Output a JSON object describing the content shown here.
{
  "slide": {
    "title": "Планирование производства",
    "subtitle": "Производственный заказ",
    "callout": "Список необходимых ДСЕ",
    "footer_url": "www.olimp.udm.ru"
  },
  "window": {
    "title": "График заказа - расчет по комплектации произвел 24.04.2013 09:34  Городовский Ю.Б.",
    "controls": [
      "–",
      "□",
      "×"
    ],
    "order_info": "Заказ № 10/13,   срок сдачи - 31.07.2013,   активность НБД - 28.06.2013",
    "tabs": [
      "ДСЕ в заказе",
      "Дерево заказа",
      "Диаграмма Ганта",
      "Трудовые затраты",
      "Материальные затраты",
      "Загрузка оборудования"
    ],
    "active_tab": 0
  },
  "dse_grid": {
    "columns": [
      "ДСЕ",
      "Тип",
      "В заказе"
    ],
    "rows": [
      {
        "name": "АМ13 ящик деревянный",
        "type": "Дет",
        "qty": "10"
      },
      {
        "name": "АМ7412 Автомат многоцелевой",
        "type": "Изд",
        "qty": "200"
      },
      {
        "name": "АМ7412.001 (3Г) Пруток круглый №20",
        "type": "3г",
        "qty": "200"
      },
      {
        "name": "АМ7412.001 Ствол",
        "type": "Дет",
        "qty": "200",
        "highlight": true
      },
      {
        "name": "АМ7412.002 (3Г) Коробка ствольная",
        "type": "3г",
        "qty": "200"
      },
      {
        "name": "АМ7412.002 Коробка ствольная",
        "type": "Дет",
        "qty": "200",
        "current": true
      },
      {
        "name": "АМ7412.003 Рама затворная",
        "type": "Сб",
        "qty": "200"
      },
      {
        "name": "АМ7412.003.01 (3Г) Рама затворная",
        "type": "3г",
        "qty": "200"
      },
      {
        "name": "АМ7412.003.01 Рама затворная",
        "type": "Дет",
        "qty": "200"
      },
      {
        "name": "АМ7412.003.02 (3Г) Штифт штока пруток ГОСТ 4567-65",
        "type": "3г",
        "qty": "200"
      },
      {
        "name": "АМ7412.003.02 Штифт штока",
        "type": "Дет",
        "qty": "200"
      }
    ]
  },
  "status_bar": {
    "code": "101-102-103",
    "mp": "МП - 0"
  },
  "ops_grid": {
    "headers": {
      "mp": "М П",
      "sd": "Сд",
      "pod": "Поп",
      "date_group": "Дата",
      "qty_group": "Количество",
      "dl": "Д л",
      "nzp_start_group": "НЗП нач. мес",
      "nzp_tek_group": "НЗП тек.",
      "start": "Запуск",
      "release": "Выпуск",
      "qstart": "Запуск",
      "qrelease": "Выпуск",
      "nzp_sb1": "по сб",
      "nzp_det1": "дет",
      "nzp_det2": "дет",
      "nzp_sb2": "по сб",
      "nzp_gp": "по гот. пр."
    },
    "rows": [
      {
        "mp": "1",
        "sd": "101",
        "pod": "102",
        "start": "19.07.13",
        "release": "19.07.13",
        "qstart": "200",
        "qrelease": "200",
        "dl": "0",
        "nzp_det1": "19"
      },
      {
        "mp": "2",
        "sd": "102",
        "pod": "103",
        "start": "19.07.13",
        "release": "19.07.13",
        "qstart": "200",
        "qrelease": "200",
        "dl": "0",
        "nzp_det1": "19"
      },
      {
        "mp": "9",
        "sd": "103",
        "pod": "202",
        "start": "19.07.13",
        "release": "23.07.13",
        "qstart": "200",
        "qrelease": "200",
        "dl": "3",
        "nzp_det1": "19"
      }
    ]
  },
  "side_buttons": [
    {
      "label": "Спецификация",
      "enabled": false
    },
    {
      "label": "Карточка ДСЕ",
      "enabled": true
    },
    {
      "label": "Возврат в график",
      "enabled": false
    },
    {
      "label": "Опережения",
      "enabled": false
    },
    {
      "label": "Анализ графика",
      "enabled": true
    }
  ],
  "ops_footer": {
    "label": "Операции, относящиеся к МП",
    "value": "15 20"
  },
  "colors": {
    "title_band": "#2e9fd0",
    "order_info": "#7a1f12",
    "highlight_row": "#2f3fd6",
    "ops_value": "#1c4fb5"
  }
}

_____

→ Exercise requirements
Every line of the records above needs to be given again exactly.

→ Worked solution
Output a JSON object describing the content shown here.
{
  "slide": {
    "title": "Планирование производства",
    "subtitle": "Производственный заказ",
    "callout": "Список необходимых ДСЕ",
    "footer_url": "www.olimp.udm.ru"
  },
  "window": {
    "title": "График заказа - расчет по комплектации произвел 24.04.2013 09:34  Городовский Ю.Б.",
    "controls": [
      "–",
      "□",
      "×"
    ],
    "order_info": "Заказ № 10/13,   срок сдачи - 31.07.2013,   активность НБД - 28.06.2013",
    "tabs": [
      "ДСЕ в заказе",
      "Дерево заказа",
      "Диаграмма Ганта",
      "Трудовые затраты",
      "Материальные затраты",
      "Загрузка оборудования"
    ],
    "active_tab": 0
  },
  "dse_grid": {
    "columns": [
      "ДСЕ",
      "Тип",
      "В заказе"
    ],
    "rows": [
      {
        "name": "АМ13 ящик деревянный",
        "type": "Дет",
        "qty": "10"
      },
      {
        "name": "АМ7412 Автомат многоцелевой",
        "type": "Изд",
        "qty": "200"
      },
      {
        "name": "АМ7412.001 (3Г) Пруток круглый №20",
        "type": "3г",
        "qty": "200"
      },
      {
        "name": "АМ7412.001 Ствол",
        "type": "Дет",
        "qty": "200",
        "highlight": true
      },
      {
        "name": "АМ7412.002 (3Г) Коробка ствольная",
        "type": "3г",
        "qty": "200"
      },
      {
        "name": "АМ7412.002 Коробка ствольная",
        "type": "Дет",
        "qty": "200",
        "current": true
      },
      {
        "name": "АМ7412.003 Рама затворная",
        "type": "Сб",
        "qty": "200"
      },
      {
        "name": "АМ7412.003.01 (3Г) Рама затворная",
        "type": "3г",
        "qty": "200"
      },
      {
        "name": "АМ7412.003.01 Рама затворная",
        "type": "Дет",
        "qty": "200"
      },
      {
        "name": "АМ7412.003.02 (3Г) Штифт штока пруток ГОСТ 4567-65",
        "type": "3г",
        "qty": "200"
      },
      {
        "name": "АМ7412.003.02 Штифт штока",
        "type": "Дет",
        "qty": "200"
      }
    ]
  },
  "status_bar": {
    "code": "101-102-103",
    "mp": "МП - 0"
  },
  "ops_grid": {
    "headers": {
      "mp": "М П",
      "sd": "Сд",
      "pod": "Поп",
      "date_group": "Дата",
      "qty_group": "Количество",
      "dl": "Д л",
      "nzp_start_group": "НЗП нач. мес",
      "nzp_tek_group": "НЗП тек.",
      "start": "Запуск",
      "release": "Выпуск",
      "qstart": "Запуск",
      "qrelease": "Выпуск",
      "nzp_sb1": "по сб",
      "nzp_det1": "дет",
      "nzp_det2": "дет",
      "nzp_sb2": "по сб",
      "nzp_gp": "по гот. пр."
    },
    "rows": [
      {
        "mp": "1",
        "sd": "101",
        "pod": "102",
        "start": "19.07.13",
        "release": "19.07.13",
        "qstart": "200",
        "qrelease": "200",
        "dl": "0",
        "nzp_det1": "19"
      },
      {
        "mp": "2",
        "sd": "102",
        "pod": "103",
        "start": "19.07.13",
        "release": "19.07.13",
        "qstart": "200",
        "qrelease": "200",
        "dl": "0",
        "nzp_det1": "19"
      },
      {
        "mp": "9",
        "sd": "103",
        "pod": "202",
        "start": "19.07.13",
        "release": "23.07.13",
        "qstart": "200",
        "qrelease": "200",
        "dl": "3",
        "nzp_det1": "19"
      }
    ]
  },
  "side_buttons": [
    {
      "label": "Спецификация",
      "enabled": false
    },
    {
      "label": "Карточка ДСЕ",
      "enabled": true
    },
    {
      "label": "Возврат в график",
      "enabled": false
    },
    {
      "label": "Опережения",
      "enabled": false
    },
    {
      "label": "Анализ графика",
      "enabled": true
    }
  ],
  "ops_footer": {
    "label": "Операции, относящиеся к МП",
    "value": "15 20"
  },
  "colors": {
    "title_band": "#2e9fd0",
    "order_info": "#7a1f12",
    "highlight_row": "#2f3fd6",
    "ops_value": "#1c4fb5"
  }
}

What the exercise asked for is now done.